▸ The exercise
Pick out the lines in the listing below that contain the word "effect" and copy them.

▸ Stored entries
☆ ☆ ☆ ☆ ☆ ☆ ☆

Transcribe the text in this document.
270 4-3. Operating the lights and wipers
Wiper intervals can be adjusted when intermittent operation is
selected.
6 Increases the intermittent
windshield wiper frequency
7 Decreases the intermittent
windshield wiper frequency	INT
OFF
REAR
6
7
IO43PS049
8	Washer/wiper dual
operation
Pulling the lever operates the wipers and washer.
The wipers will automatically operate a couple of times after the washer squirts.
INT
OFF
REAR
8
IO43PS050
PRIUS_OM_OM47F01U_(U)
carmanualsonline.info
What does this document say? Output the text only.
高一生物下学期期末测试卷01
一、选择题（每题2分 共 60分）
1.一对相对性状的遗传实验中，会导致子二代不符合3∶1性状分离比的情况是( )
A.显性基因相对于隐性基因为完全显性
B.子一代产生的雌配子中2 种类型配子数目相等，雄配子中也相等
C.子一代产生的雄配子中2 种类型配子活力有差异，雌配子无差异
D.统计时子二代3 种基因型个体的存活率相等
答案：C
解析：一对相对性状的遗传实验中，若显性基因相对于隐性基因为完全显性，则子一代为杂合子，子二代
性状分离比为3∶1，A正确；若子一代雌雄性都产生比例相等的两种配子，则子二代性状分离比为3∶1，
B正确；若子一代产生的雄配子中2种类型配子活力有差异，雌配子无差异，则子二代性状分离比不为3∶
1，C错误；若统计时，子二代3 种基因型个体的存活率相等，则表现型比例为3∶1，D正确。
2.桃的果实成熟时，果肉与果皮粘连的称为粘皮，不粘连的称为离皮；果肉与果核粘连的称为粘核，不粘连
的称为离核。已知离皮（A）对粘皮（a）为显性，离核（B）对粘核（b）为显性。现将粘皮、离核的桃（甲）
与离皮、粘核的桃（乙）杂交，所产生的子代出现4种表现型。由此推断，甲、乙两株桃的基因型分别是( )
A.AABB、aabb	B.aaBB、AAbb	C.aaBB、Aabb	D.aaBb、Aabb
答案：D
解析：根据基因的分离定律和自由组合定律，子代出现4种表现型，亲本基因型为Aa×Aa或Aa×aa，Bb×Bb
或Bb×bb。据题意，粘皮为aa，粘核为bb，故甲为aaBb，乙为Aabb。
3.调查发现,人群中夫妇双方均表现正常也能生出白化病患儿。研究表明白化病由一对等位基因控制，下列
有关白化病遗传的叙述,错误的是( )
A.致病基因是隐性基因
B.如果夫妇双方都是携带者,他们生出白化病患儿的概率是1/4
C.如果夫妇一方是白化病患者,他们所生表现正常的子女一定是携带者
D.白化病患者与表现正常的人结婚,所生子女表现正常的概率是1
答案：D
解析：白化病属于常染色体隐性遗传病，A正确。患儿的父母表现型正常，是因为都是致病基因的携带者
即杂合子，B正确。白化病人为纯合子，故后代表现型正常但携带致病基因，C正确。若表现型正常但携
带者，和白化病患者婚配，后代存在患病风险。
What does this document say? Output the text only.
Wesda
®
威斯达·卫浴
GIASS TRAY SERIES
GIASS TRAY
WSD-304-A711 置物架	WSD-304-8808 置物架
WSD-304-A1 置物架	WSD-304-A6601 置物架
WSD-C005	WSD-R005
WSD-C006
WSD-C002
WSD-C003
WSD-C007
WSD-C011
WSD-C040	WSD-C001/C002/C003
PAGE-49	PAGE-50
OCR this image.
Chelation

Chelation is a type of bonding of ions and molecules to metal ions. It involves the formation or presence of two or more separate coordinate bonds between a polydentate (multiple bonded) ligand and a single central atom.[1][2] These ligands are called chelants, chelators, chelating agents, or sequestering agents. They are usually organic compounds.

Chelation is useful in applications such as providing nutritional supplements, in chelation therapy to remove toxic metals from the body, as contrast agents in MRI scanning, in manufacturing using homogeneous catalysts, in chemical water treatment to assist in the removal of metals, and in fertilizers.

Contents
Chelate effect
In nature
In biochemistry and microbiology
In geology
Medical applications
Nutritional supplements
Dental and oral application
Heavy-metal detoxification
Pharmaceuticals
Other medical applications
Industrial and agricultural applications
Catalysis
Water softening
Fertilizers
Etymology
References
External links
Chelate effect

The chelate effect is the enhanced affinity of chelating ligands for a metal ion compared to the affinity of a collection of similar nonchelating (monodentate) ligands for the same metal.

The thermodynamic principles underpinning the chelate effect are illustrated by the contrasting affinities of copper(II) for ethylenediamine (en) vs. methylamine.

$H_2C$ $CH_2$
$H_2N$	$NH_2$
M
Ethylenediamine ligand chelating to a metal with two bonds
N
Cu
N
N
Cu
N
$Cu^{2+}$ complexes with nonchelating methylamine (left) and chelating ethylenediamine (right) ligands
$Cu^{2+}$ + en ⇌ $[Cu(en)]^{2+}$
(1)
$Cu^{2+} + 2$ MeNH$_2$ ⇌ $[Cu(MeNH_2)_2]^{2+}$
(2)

☆ ☆ ☆ ☆ ☆ ☆ ☆

▸ Result of this task
Chelate effect
Chelate effect
The chelate effect is the enhanced affinity of chelating ligands for a metal ion compared to the affinity of a collection of similar nonchelating (monodentate) ligands for the same metal.
The thermodynamic principles underpinning the chelate effect are illustrated by the contrasting affinities of copper(II) for ethylenediamine (en) vs. methylamine.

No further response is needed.